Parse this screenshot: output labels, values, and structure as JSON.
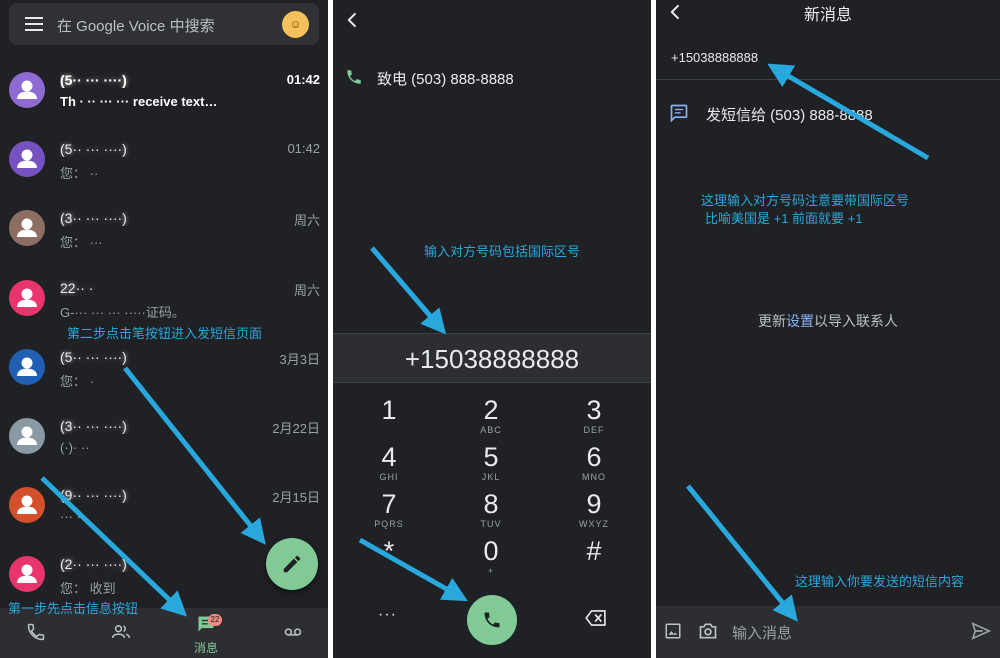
{
  "panel1": {
    "search_placeholder": "在 Google Voice 中搜索",
    "conversations": [
      {
        "name": "(5·· ··· ····)",
        "time": "01:42",
        "snippet": "Th · ·· ··· ··· receive text…",
        "unread": true,
        "avatar_color": "#8e6bd2"
      },
      {
        "name": "(5·· ··· ····)",
        "time": "01:42",
        "snippet": "您： ··",
        "unread": false,
        "avatar_color": "#7651c0"
      },
      {
        "name": "(3·· ··· ····)",
        "time": "周六",
        "snippet": "您： ···",
        "unread": false,
        "avatar_color": "#8d6e63"
      },
      {
        "name": "22·· ·",
        "time": "周六",
        "snippet": "G-··· ··· ··· ·····证码。",
        "unread": false,
        "avatar_color": "#e8366c"
      },
      {
        "name": "(5·· ··· ····)",
        "time": "3月3日",
        "snippet": "您： ·",
        "unread": false,
        "avatar_color": "#1f5fb4"
      },
      {
        "name": "(3·· ··· ····)",
        "time": "2月22日",
        "snippet": "(·)· ··",
        "unread": false,
        "avatar_color": "#8a9aa5"
      },
      {
        "name": "(9·· ··· ····)",
        "time": "2月15日",
        "snippet": "··· ··",
        "unread": false,
        "avatar_color": "#d4502a"
      },
      {
        "name": "(2·· ··· ····)",
        "time": "",
        "snippet": "您：  收到",
        "unread": false,
        "avatar_color": "#e8366c"
      }
    ],
    "nav": {
      "messages_label": "消息",
      "badge": "22"
    },
    "annotation_step1": "第一步先点击信息按钮",
    "annotation_step2": "第二步点击笔按钮进入发短信页面"
  },
  "panel2": {
    "call_row": "致电 (503) 888-8888",
    "number": "+15038888888",
    "keys": [
      {
        "d": "1",
        "l": ""
      },
      {
        "d": "2",
        "l": "ABC"
      },
      {
        "d": "3",
        "l": "DEF"
      },
      {
        "d": "4",
        "l": "GHI"
      },
      {
        "d": "5",
        "l": "JKL"
      },
      {
        "d": "6",
        "l": "MNO"
      },
      {
        "d": "7",
        "l": "PQRS"
      },
      {
        "d": "8",
        "l": "TUV"
      },
      {
        "d": "9",
        "l": "WXYZ"
      },
      {
        "d": "*",
        "l": ""
      },
      {
        "d": "0",
        "l": "+"
      },
      {
        "d": "#",
        "l": ""
      }
    ],
    "more_label": "···",
    "annotation": "输入对方号码包括国际区号"
  },
  "panel3": {
    "title": "新消息",
    "to_value": "+15038888888",
    "sms_row": "发短信给 (503) 888-8888",
    "note_prefix": "更新",
    "note_link": "设置",
    "note_suffix": "以导入联系人",
    "message_placeholder": "输入消息",
    "annotation_line1": "这理输入对方号码注意要带国际区号",
    "annotation_line2": "比喻美国是 +1 前面就要 +1",
    "annotation_compose": "这理输入你要发送的短信内容"
  },
  "colors": {
    "accent": "#81c995",
    "annotation": "#29a8dd",
    "background": "#202124"
  }
}
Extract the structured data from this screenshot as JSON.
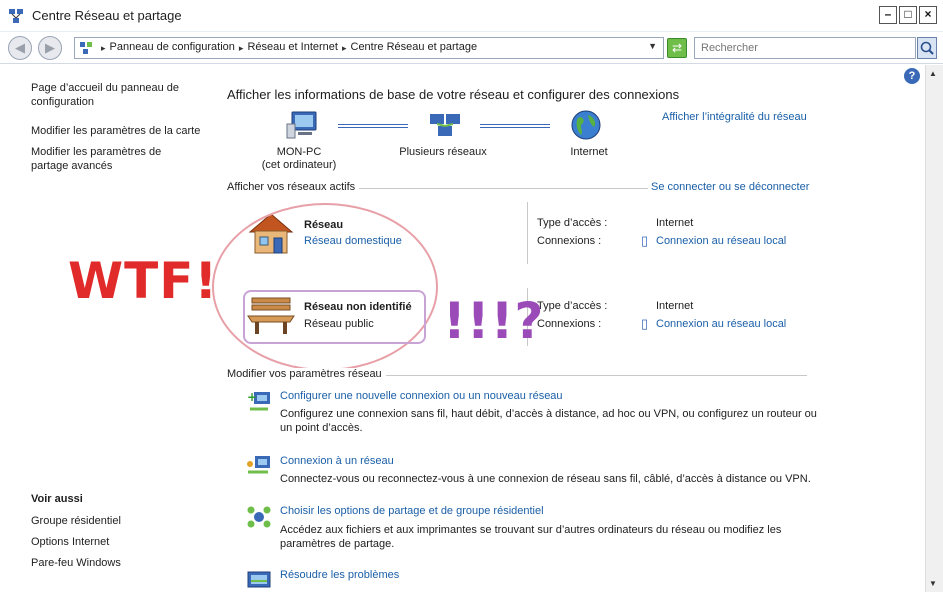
{
  "window": {
    "title": "Centre Réseau et partage"
  },
  "address": {
    "crumbs": [
      "Panneau de configuration",
      "Réseau et Internet",
      "Centre Réseau et partage"
    ],
    "search_placeholder": "Rechercher"
  },
  "sidebar": {
    "links": [
      "Page d’accueil du panneau de configuration",
      "Modifier les paramètres de la carte",
      "Modifier les paramètres de partage avancés"
    ],
    "see_also_title": "Voir aussi",
    "see_also": [
      "Groupe résidentiel",
      "Options Internet",
      "Pare-feu Windows"
    ]
  },
  "main": {
    "heading": "Afficher les informations de base de votre réseau et configurer des connexions",
    "full_map_link": "Afficher l’intégralité du réseau",
    "map": [
      {
        "label": "MON-PC",
        "sub": "(cet ordinateur)",
        "icon": "computer-icon"
      },
      {
        "label": "Plusieurs réseaux",
        "sub": "",
        "icon": "networks-icon"
      },
      {
        "label": "Internet",
        "sub": "",
        "icon": "globe-icon"
      }
    ],
    "active_title": "Afficher vos réseaux actifs",
    "connect_link": "Se connecter ou se déconnecter",
    "networks": [
      {
        "name": "Réseau",
        "type": "Réseau domestique",
        "access_label": "Type d’accès :",
        "access": "Internet",
        "conn_label": "Connexions :",
        "conn": "Connexion au réseau local",
        "icon": "house-icon"
      },
      {
        "name": "Réseau non identifié",
        "type": "Réseau public",
        "access_label": "Type d’accès :",
        "access": "Internet",
        "conn_label": "Connexions :",
        "conn": "Connexion au réseau local",
        "icon": "bench-icon"
      }
    ],
    "modify_title": "Modifier vos paramètres réseau",
    "tasks": [
      {
        "title": "Configurer une nouvelle connexion ou un nouveau réseau",
        "desc": "Configurez une connexion sans fil, haut débit, d’accès à distance, ad hoc ou VPN, ou configurez un routeur ou un point d’accès."
      },
      {
        "title": "Connexion à un réseau",
        "desc": "Connectez-vous ou reconnectez-vous à une connexion de réseau sans fil, câblé, d’accès à distance ou VPN."
      },
      {
        "title": "Choisir les options de partage et de groupe résidentiel",
        "desc": "Accédez aux fichiers et aux imprimantes se trouvant sur d’autres ordinateurs du réseau ou modifiez les paramètres de partage."
      },
      {
        "title": "Résoudre les problèmes",
        "desc": ""
      }
    ]
  },
  "annotations": {
    "wtf": "WTF!",
    "q": "!!!?"
  },
  "colors": {
    "link": "#1a5fa8",
    "wtf": "#e12a2a",
    "q": "#9b4bb8"
  }
}
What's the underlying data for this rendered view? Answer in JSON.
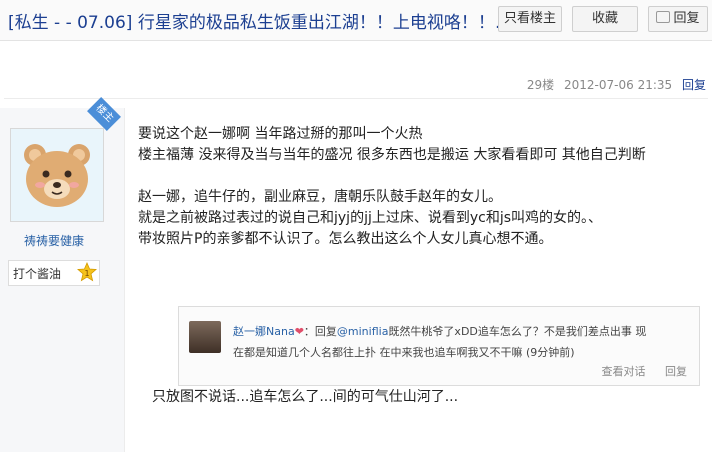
{
  "header": {
    "title": "[私生 - - 07.06] 行星家的极品私生饭重出江湖！！上电视咯！！…",
    "buttons": {
      "only_op": "只看楼主",
      "favorite": "收藏",
      "reply": "回复"
    }
  },
  "post_meta": {
    "floor": "29楼",
    "datetime": "2012-07-06 21:35",
    "reply": "回复"
  },
  "author": {
    "badge": "楼主",
    "name": "祷祷要健康",
    "rank_label": "打个酱油",
    "rank_level": "1"
  },
  "content": {
    "text": "要说这个赵一娜啊 当年路过掰的那叫一个火热\n楼主福薄 没来得及当与当年的盛况 很多东西也是搬运 大家看看即可 其他自己判断\n\n赵一娜，追牛仔的，副业麻豆，唐朝乐队鼓手赵年的女儿。\n就是之前被路过表过的说自己和jyj的jj上过床、说看到yc和js叫鸡的女的。、\n带妆照片P的亲爹都不认识了。怎么教出这么个人女儿真心想不通。"
  },
  "quote": {
    "user": "赵一娜Nana",
    "heart": "❤",
    "line1_prefix": "：回复",
    "at_user": "@miniflia",
    "line1_rest": "既然牛桃爷了xDD追车怎么了？不是我们差点出事 现",
    "line2": "在都是知道几个人名都往上扑 在中来我也追车啊我又不干嘛 (9分钟前)",
    "actions": {
      "view": "查看对话",
      "reply": "回复"
    }
  },
  "footer_text": "只放图不说话...追车怎么了...间的可气仕山河了..."
}
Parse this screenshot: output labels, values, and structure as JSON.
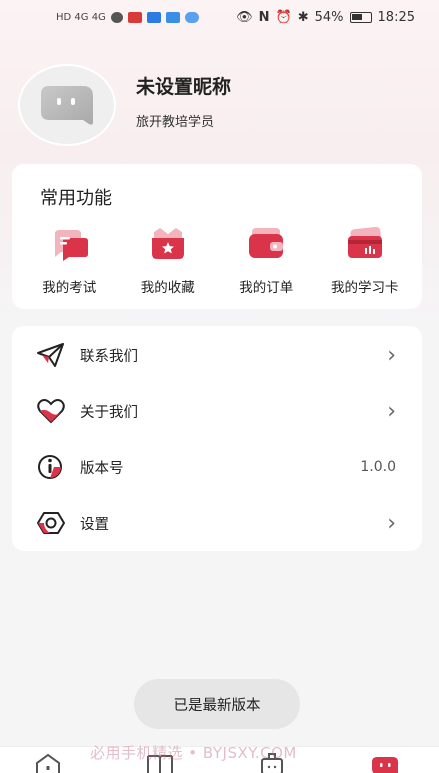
{
  "status_bar": {
    "left_text": "HD 4G 4G",
    "battery": "54%",
    "time": "18:25"
  },
  "profile": {
    "nickname": "未设置昵称",
    "role": "旅开教培学员"
  },
  "functions": {
    "title": "常用功能",
    "items": [
      {
        "label": "我的考试",
        "icon": "chat-bubble-icon"
      },
      {
        "label": "我的收藏",
        "icon": "star-badge-icon"
      },
      {
        "label": "我的订单",
        "icon": "wallet-icon"
      },
      {
        "label": "我的学习卡",
        "icon": "card-icon"
      }
    ]
  },
  "menu": {
    "items": [
      {
        "label": "联系我们",
        "icon": "paper-plane-icon",
        "right": "›"
      },
      {
        "label": "关于我们",
        "icon": "heart-icon",
        "right": "›"
      },
      {
        "label": "版本号",
        "icon": "info-icon",
        "right": "1.0.0"
      },
      {
        "label": "设置",
        "icon": "settings-icon",
        "right": "›"
      }
    ]
  },
  "toast": "已是最新版本",
  "watermark": "必用手机精选 • BYJSXY.COM",
  "colors": {
    "accent": "#d9344a",
    "background": "#f5f5f6"
  }
}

------------------------------------------------

▶ _Exercise requirements_:
From the entries above, copy every line where the word "this" shows up.

▶ _Written answer_:
Parse this screenshot: output labels, values, and structure as JSON.
Extract the structured data from this screenshot as JSON.
What's the underlying data for this rendered view? Answer in JSON.
Parse this screenshot: output labels, values, and structure as JSON.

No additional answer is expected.